- Task requirements
Your task is to locate every line holding the string "Shrinking" and to copy each of them.

Dataset rows:
____________

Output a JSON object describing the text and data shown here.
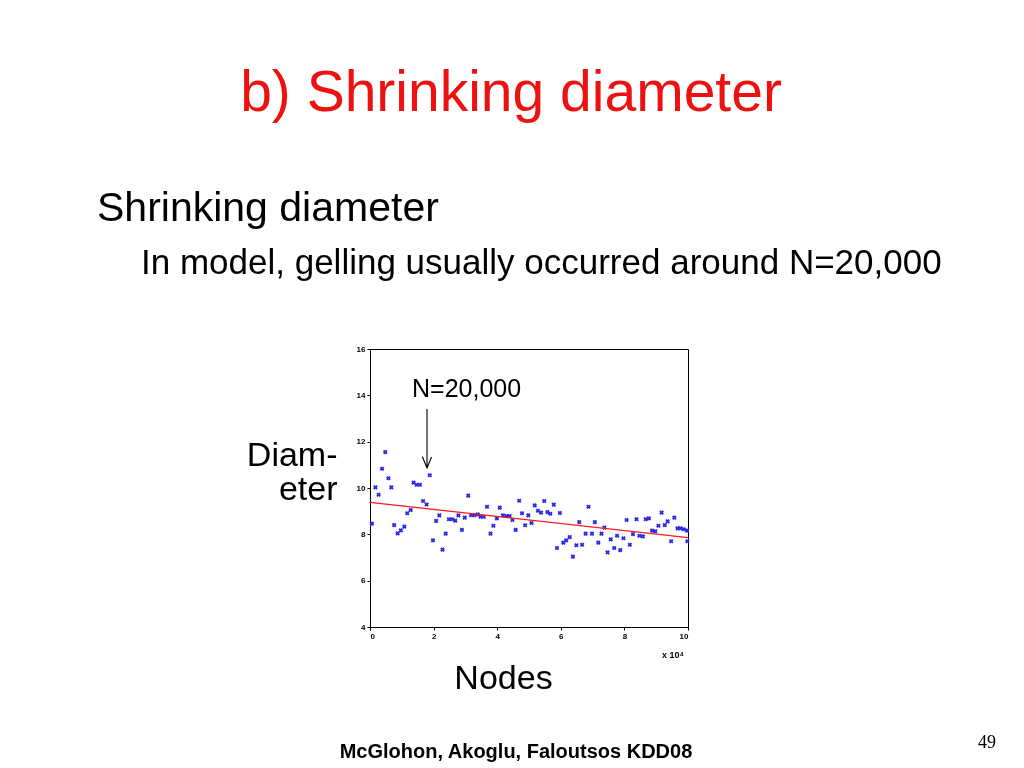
{
  "chart_data": {
    "type": "scatter",
    "title": "b) Shrinking diameter",
    "xlabel": "Nodes",
    "ylabel": "Diam-\neter",
    "annotations": [
      "Shrinking diameter",
      "In model, gelling usually occurred around N=20,000",
      "N=20,000",
      "x 10⁴",
      "McGlohon, Akoglu, Faloutsos KDD08",
      "49"
    ],
    "xlim": [
      0,
      10
    ],
    "xticks": [
      0,
      2,
      4,
      6,
      8,
      10
    ],
    "ylim": [
      4,
      16
    ],
    "yticks": [
      4,
      6,
      8,
      10,
      12,
      14,
      16
    ],
    "grid": false,
    "series": [
      {
        "color": "#2a2ae6",
        "marker": "cross",
        "x": [
          0.06,
          0.17,
          0.27,
          0.38,
          0.48,
          0.58,
          0.67,
          0.76,
          0.87,
          0.97,
          1.08,
          1.17,
          1.28,
          1.37,
          1.47,
          1.57,
          1.67,
          1.78,
          1.88,
          1.98,
          2.08,
          2.18,
          2.28,
          2.38,
          2.48,
          2.58,
          2.68,
          2.78,
          2.89,
          2.98,
          3.09,
          3.18,
          3.28,
          3.39,
          3.48,
          3.58,
          3.68,
          3.79,
          3.88,
          3.99,
          4.08,
          4.18,
          4.29,
          4.39,
          4.48,
          4.58,
          4.69,
          4.78,
          4.88,
          4.98,
          5.08,
          5.18,
          5.28,
          5.38,
          5.48,
          5.58,
          5.67,
          5.78,
          5.88,
          5.97,
          6.08,
          6.17,
          6.28,
          6.38,
          6.49,
          6.58,
          6.67,
          6.78,
          6.87,
          6.98,
          7.07,
          7.18,
          7.28,
          7.37,
          7.47,
          7.57,
          7.68,
          7.77,
          7.87,
          7.97,
          8.07,
          8.17,
          8.27,
          8.38,
          8.47,
          8.58,
          8.67,
          8.77,
          8.87,
          8.97,
          9.07,
          9.17,
          9.27,
          9.36,
          9.47,
          9.57,
          9.67,
          9.77,
          9.87,
          9.97,
          9.98
        ],
        "values": [
          8.46,
          10.03,
          9.71,
          10.83,
          11.55,
          10.42,
          10.03,
          8.4,
          8.04,
          8.17,
          8.33,
          8.91,
          9.05,
          10.23,
          10.14,
          10.14,
          9.44,
          9.29,
          10.55,
          7.74,
          8.58,
          8.82,
          7.34,
          8.03,
          8.65,
          8.65,
          8.59,
          8.82,
          8.19,
          8.72,
          9.67,
          8.83,
          8.83,
          8.86,
          8.76,
          8.76,
          9.19,
          8.03,
          8.37,
          8.69,
          9.15,
          8.82,
          8.79,
          8.79,
          8.62,
          8.19,
          9.45,
          8.91,
          8.39,
          8.82,
          8.49,
          9.25,
          9.02,
          8.94,
          9.44,
          8.96,
          8.89,
          9.28,
          7.41,
          8.92,
          7.64,
          7.74,
          7.88,
          7.04,
          7.53,
          8.53,
          7.55,
          8.03,
          9.19,
          8.03,
          8.53,
          7.64,
          8.03,
          8.29,
          7.22,
          7.78,
          7.41,
          7.94,
          7.32,
          7.83,
          8.62,
          7.55,
          8.01,
          8.65,
          7.94,
          7.91,
          8.65,
          8.69,
          8.16,
          8.13,
          8.37,
          8.94,
          8.4,
          8.56,
          7.7,
          8.72,
          8.26,
          8.26,
          8.22,
          8.16,
          7.7
        ]
      },
      {
        "type": "line",
        "color": "#ff1a1a",
        "line_style": "solid",
        "x": [
          0,
          10
        ],
        "values": [
          9.38,
          7.86
        ]
      }
    ]
  }
}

____________

- Exercise answer
    "title": "b) Shrinking diameter",
      "Shrinking diameter",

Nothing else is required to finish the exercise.